Locate the word "обрезных" in the data below, then copy every line that holds it.

[START Stored rows]

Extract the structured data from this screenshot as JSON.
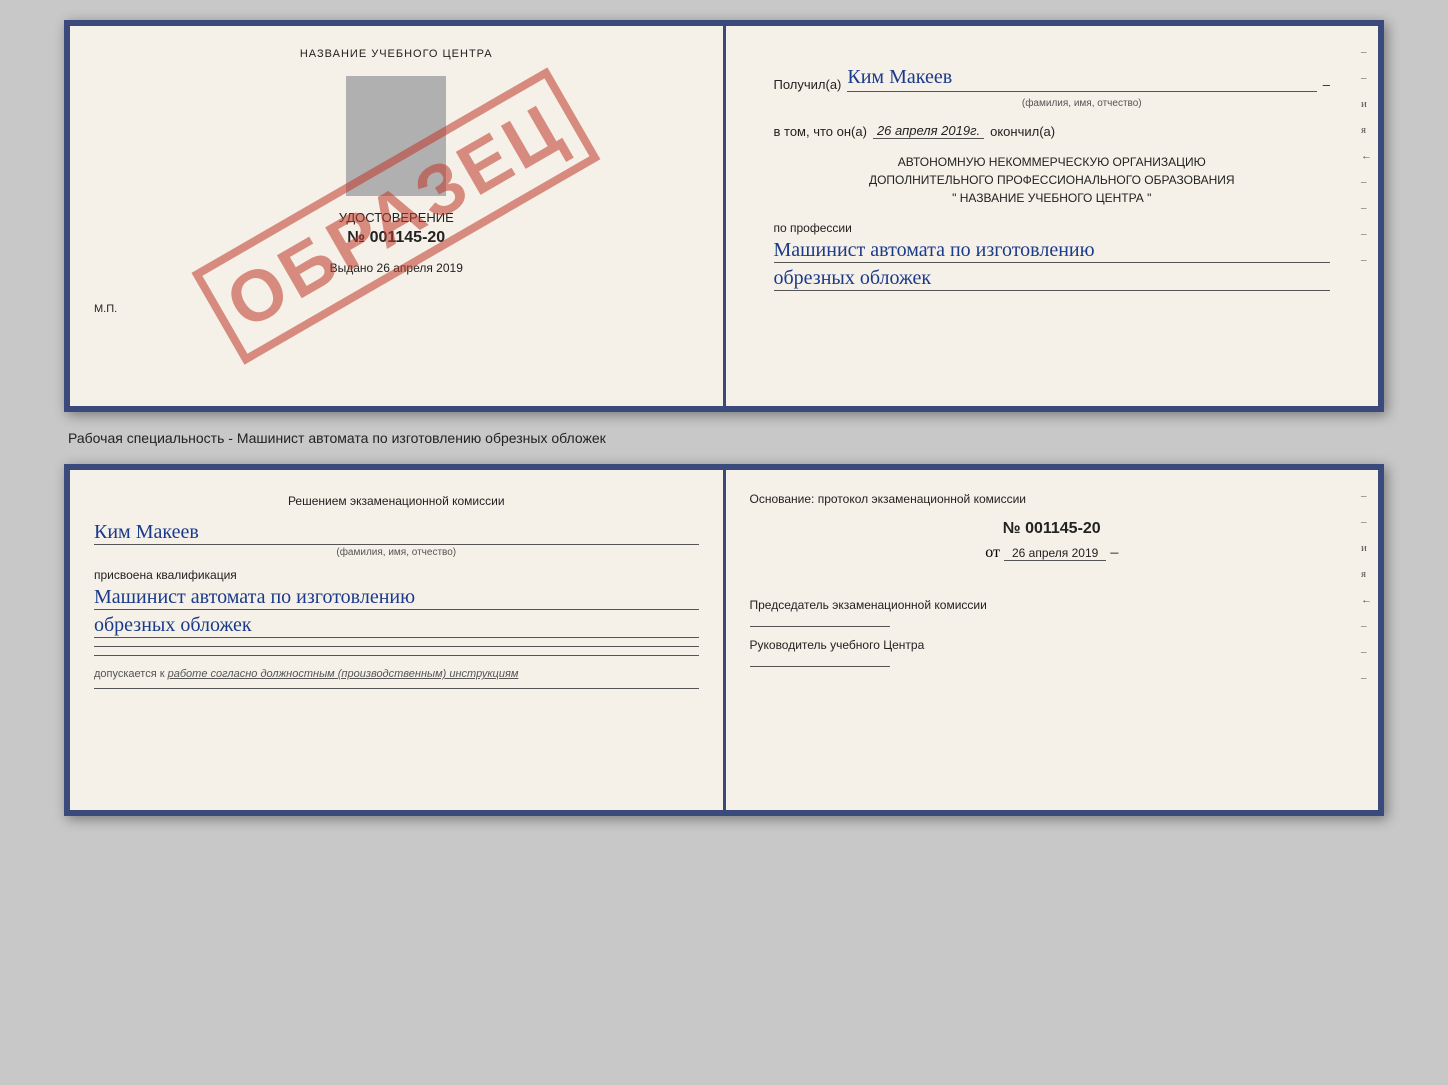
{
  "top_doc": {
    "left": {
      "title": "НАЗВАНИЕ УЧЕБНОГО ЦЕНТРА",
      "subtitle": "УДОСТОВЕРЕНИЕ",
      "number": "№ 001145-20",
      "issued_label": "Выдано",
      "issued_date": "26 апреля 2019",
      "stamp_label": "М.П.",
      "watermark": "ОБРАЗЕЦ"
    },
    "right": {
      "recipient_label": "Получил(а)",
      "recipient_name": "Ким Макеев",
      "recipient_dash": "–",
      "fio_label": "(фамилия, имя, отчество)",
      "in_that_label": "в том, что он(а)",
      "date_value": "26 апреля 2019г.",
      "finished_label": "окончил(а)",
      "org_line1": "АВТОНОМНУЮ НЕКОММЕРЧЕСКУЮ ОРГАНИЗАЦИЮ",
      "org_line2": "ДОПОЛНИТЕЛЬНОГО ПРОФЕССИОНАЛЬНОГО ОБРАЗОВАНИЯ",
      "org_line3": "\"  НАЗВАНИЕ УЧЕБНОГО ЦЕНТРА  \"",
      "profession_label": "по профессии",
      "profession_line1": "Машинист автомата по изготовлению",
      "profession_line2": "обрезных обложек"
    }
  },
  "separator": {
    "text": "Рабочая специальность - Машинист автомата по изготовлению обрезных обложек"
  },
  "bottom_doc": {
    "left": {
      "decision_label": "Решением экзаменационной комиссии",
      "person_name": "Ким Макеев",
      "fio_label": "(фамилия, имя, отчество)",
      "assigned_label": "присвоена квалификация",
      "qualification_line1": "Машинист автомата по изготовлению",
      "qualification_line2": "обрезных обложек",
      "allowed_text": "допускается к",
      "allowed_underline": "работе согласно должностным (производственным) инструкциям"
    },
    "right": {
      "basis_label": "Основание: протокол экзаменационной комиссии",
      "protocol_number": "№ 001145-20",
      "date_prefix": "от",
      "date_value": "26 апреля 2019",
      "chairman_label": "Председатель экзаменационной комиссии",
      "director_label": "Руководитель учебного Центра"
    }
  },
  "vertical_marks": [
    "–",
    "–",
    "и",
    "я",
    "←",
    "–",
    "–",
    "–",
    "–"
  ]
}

[END Stored rows]
[START Stored rows]

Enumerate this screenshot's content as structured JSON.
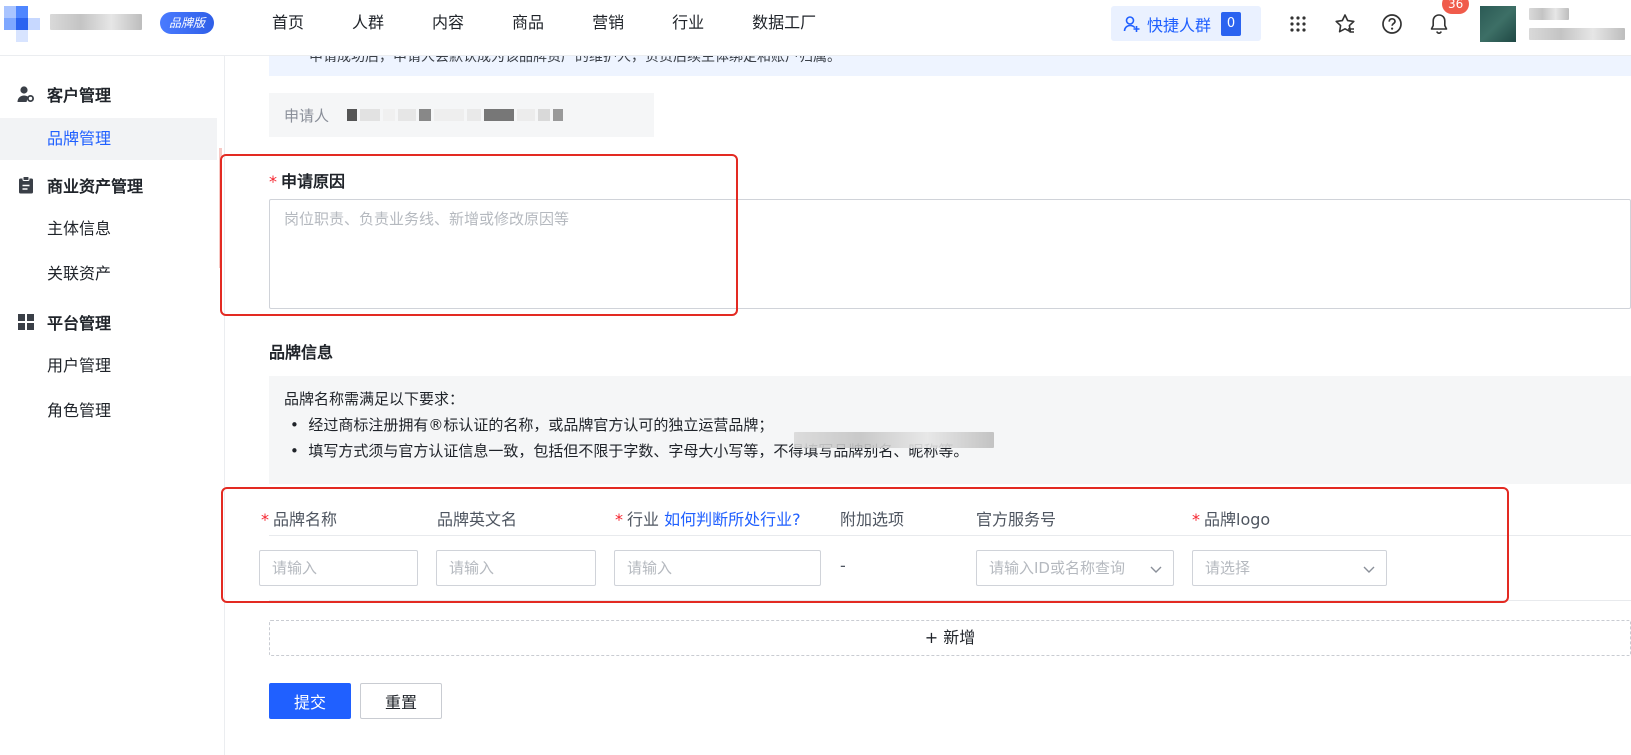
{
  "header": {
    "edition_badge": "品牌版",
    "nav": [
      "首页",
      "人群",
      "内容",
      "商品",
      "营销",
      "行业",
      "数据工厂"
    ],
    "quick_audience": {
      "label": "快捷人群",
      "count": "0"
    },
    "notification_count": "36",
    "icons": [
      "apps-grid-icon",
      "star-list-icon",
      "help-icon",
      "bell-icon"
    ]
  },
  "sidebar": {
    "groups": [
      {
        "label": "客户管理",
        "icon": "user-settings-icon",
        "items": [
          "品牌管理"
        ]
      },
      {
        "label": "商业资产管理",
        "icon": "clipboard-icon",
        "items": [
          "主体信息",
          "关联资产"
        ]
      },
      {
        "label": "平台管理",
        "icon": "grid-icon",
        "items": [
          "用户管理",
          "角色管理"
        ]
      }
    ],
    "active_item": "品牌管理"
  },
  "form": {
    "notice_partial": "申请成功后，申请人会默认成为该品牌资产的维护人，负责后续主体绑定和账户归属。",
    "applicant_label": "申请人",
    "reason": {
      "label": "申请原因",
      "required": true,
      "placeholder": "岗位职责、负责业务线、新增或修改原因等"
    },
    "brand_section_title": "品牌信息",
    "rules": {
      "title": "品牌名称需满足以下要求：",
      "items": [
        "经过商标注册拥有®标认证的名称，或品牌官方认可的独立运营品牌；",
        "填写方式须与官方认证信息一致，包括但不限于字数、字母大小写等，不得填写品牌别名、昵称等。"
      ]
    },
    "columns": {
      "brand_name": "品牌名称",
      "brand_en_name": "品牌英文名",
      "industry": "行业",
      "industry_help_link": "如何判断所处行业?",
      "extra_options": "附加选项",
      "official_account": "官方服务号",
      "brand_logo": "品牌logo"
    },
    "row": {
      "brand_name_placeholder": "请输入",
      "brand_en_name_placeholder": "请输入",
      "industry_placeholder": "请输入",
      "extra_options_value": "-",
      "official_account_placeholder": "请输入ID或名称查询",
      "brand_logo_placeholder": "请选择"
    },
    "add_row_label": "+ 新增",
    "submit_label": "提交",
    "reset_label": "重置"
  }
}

[END Stored rows]

> [Task output]
      "profession_line2": "обрезных обложек"
    "text": "Рабочая специальность - Машинист автомата по изготовлению обрезных обложек"
      "qualification_line2": "обрезных обложек",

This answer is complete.